Exactly repeat the material, dropping every picture from the copy.

################

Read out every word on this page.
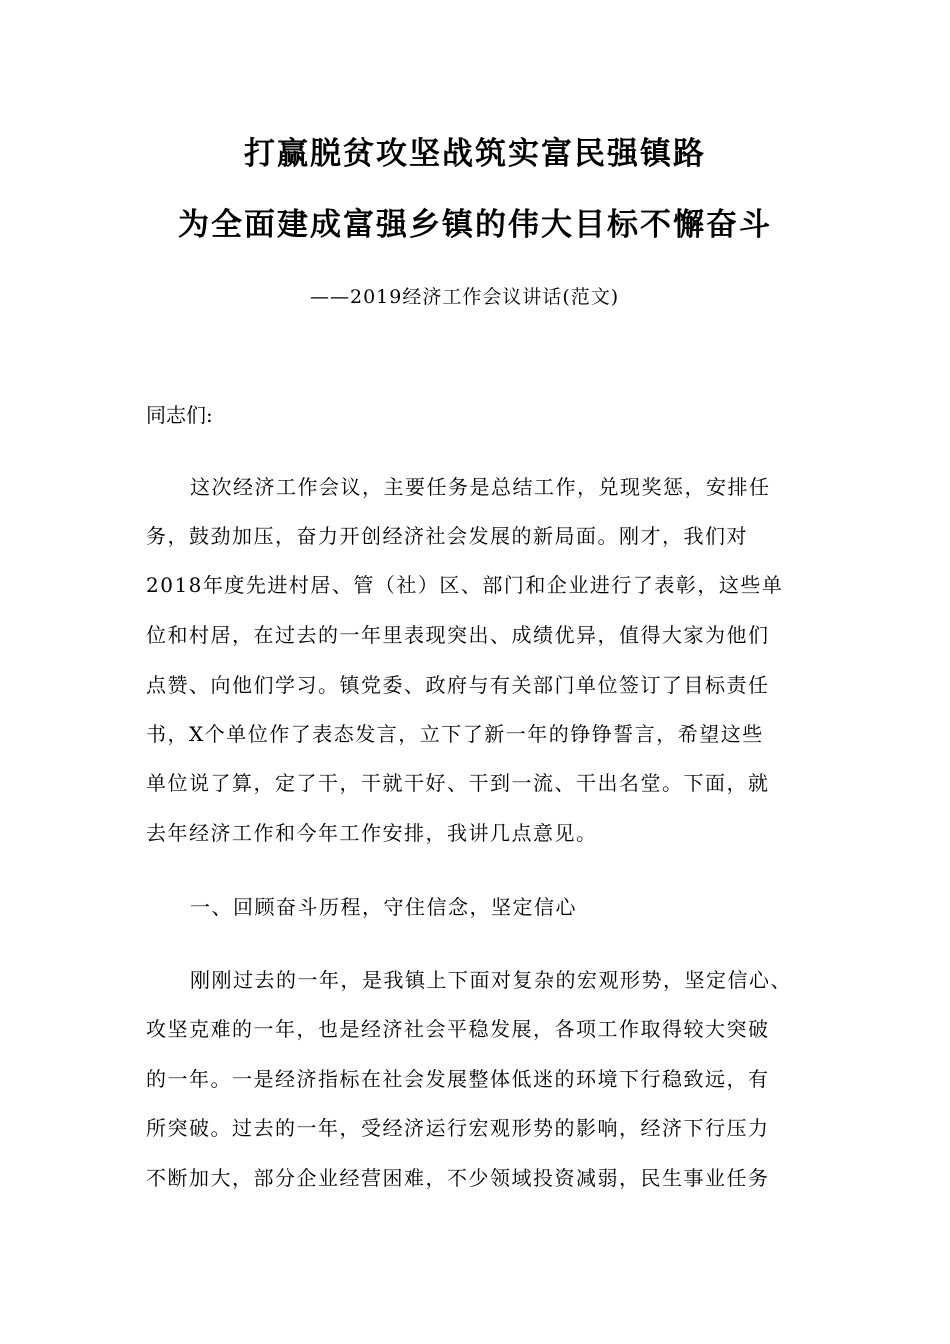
打赢脱贫攻坚战筑实富民强镇路
为全面建成富强乡镇的伟大目标不懈奋斗
——2019经济工作会议讲话(范文)
同志们:
这次经济工作会议，主要任务是总结工作，兑现奖惩，安排任
务，鼓劲加压，奋力开创经济社会发展的新局面。刚才，我们对
2018年度先进村居、管（社）区、部门和企业进行了表彰，这些单
位和村居，在过去的一年里表现突出、成绩优异，值得大家为他们
点赞、向他们学习。镇党委、政府与有关部门单位签订了目标责任
书，X个单位作了表态发言，立下了新一年的铮铮誓言，希望这些
单位说了算，定了干，干就干好、干到一流、干出名堂。下面，就
去年经济工作和今年工作安排，我讲几点意见。
一、回顾奋斗历程，守住信念，坚定信心
刚刚过去的一年，是我镇上下面对复杂的宏观形势，坚定信心、
攻坚克难的一年，也是经济社会平稳发展，各项工作取得较大突破
的一年。一是经济指标在社会发展整体低迷的环境下行稳致远，有
所突破。过去的一年，受经济运行宏观形势的影响，经济下行压力
不断加大，部分企业经营困难，不少领域投资减弱，民生事业任务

################

Final result
Read out every word on this page.
打赢脱贫攻坚战筑实富民强镇路
为全面建成富强乡镇的伟大目标不懈奋斗
——2019经济工作会议讲话(范文)
同志们:
这次经济工作会议，主要任务是总结工作，兑现奖惩，安排任
务，鼓劲加压，奋力开创经济社会发展的新局面。刚才，我们对
2018年度先进村居、管（社）区、部门和企业进行了表彰，这些单
位和村居，在过去的一年里表现突出、成绩优异，值得大家为他们
点赞、向他们学习。镇党委、政府与有关部门单位签订了目标责任
书，X个单位作了表态发言，立下了新一年的铮铮誓言，希望这些
单位说了算，定了干，干就干好、干到一流、干出名堂。下面，就
去年经济工作和今年工作安排，我讲几点意见。
一、回顾奋斗历程，守住信念，坚定信心
刚刚过去的一年，是我镇上下面对复杂的宏观形势，坚定信心、
攻坚克难的一年，也是经济社会平稳发展，各项工作取得较大突破
的一年。一是经济指标在社会发展整体低迷的环境下行稳致远，有
所突破。过去的一年，受经济运行宏观形势的影响，经济下行压力
不断加大，部分企业经营困难，不少领域投资减弱，民生事业任务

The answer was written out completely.